**Your goal**
Pull out every line below that holds the word "Constant".

**Extracted information**

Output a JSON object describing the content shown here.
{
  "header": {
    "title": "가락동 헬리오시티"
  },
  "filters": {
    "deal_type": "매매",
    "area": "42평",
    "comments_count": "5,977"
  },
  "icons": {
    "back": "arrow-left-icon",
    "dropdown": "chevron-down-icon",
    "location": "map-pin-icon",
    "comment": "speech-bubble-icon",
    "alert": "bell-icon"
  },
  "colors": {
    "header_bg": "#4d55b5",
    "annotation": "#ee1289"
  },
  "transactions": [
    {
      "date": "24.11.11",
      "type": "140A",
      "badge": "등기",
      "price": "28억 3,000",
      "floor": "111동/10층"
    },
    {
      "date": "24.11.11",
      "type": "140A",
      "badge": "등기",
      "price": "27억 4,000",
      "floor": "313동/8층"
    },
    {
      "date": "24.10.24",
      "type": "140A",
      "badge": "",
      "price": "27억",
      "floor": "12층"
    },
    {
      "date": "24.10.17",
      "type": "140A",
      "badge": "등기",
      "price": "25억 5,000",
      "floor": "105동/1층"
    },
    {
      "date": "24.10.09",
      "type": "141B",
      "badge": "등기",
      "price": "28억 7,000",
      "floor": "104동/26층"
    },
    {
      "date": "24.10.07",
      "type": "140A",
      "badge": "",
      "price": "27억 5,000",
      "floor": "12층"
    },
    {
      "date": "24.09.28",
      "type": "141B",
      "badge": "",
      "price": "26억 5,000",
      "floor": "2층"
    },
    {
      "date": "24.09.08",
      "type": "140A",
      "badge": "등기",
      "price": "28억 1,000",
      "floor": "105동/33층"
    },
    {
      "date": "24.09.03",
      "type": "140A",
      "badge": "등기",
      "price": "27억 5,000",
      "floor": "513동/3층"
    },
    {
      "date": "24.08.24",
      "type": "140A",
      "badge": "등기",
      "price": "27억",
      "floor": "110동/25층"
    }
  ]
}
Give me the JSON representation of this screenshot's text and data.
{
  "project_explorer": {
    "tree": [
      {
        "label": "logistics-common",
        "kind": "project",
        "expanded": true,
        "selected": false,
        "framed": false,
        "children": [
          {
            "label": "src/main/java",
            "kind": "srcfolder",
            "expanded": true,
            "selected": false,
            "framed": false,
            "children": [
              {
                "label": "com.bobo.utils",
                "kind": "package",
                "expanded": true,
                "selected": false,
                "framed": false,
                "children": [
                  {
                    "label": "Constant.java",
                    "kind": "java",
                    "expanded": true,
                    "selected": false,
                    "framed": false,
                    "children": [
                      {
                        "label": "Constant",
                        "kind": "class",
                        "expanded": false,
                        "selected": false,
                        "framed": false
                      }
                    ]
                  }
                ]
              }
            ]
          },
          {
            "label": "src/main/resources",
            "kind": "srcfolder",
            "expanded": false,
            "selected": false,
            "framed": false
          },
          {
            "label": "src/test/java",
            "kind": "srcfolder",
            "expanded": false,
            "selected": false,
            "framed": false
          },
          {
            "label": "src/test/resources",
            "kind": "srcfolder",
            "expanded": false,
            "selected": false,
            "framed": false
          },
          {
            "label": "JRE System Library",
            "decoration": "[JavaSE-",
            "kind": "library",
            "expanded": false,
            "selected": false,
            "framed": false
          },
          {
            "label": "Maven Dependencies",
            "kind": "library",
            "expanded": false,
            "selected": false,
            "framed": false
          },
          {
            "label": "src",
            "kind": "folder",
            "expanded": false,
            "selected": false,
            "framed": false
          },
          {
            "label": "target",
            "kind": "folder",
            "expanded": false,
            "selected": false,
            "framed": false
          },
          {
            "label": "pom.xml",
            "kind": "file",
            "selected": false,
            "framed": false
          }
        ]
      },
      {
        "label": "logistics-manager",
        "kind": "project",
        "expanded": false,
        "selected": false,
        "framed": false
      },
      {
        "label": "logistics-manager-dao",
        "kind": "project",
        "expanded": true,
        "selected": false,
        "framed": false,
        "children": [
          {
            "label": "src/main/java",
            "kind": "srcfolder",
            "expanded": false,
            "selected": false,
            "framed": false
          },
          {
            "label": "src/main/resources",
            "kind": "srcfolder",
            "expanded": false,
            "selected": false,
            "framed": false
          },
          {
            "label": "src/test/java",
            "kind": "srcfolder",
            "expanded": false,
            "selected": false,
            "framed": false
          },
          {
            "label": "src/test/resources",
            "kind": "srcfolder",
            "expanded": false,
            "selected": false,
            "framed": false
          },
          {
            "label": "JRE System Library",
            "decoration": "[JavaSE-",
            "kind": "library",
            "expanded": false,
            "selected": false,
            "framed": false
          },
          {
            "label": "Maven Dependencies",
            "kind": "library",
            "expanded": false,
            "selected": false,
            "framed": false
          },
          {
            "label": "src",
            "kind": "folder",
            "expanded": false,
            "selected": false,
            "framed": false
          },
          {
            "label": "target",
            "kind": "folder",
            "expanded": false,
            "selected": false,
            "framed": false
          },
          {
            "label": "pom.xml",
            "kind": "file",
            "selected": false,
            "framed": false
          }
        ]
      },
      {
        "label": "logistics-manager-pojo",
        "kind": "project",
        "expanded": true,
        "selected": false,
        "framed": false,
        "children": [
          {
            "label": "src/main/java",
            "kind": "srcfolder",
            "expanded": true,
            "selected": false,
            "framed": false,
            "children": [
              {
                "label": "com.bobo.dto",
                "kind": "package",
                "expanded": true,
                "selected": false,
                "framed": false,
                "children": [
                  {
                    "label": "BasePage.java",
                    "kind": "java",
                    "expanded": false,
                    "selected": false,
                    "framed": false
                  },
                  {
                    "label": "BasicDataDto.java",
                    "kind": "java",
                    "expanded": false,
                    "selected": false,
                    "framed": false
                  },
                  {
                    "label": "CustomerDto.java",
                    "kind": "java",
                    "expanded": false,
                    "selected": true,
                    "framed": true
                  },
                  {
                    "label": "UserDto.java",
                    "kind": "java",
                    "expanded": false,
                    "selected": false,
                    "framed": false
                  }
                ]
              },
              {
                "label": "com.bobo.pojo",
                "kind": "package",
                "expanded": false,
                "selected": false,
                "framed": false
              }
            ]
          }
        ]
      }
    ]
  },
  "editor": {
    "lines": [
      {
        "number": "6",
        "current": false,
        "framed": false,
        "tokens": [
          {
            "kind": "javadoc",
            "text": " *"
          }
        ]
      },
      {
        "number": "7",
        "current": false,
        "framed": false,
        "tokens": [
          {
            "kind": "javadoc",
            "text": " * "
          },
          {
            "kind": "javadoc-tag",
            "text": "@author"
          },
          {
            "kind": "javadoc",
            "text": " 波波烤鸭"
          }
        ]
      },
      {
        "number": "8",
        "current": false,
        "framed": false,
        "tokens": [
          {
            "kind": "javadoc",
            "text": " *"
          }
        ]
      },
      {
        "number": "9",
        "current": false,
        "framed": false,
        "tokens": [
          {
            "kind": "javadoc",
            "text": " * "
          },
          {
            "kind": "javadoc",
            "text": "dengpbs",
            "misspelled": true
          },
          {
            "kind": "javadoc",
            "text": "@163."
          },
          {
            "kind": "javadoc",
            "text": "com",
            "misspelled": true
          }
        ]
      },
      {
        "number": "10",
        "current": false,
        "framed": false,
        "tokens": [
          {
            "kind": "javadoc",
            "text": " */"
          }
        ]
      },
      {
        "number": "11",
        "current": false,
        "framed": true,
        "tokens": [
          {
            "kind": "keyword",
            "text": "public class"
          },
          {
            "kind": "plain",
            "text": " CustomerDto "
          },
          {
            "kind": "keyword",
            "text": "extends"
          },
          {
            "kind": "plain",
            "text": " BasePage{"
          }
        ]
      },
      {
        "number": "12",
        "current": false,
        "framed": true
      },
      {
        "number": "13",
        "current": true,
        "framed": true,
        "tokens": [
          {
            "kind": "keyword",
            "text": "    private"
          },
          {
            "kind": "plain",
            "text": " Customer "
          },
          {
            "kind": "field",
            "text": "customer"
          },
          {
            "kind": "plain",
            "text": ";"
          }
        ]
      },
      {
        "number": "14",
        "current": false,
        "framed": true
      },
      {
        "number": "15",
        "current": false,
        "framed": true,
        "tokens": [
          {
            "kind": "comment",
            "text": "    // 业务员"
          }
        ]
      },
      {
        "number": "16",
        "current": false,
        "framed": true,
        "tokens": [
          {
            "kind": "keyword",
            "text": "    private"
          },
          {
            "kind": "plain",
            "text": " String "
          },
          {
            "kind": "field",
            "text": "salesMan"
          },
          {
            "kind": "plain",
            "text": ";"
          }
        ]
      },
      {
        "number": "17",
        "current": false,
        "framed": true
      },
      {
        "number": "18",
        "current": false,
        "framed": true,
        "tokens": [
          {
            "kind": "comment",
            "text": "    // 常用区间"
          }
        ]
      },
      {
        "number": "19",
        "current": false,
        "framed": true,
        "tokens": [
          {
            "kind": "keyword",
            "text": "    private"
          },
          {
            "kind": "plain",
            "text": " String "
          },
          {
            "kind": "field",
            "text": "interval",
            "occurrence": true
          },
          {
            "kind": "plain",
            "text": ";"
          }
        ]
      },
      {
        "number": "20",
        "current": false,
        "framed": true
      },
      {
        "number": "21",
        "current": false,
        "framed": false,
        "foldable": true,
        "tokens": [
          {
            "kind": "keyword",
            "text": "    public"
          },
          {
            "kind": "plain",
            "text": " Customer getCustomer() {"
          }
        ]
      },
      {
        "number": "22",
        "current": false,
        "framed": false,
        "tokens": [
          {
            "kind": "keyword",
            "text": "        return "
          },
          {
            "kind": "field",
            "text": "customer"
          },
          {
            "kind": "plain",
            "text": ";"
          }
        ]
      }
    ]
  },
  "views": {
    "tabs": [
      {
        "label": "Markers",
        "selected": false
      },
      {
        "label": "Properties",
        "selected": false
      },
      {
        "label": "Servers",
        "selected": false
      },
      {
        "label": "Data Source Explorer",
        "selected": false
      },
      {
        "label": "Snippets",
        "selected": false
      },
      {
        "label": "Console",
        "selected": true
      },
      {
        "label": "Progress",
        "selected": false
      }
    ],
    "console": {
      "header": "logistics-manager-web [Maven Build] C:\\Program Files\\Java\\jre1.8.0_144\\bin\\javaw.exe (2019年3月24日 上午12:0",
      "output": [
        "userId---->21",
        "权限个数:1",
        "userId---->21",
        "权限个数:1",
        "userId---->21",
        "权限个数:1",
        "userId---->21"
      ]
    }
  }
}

**Task result**
                    "label": "Constant.java",
                        "label": "Constant",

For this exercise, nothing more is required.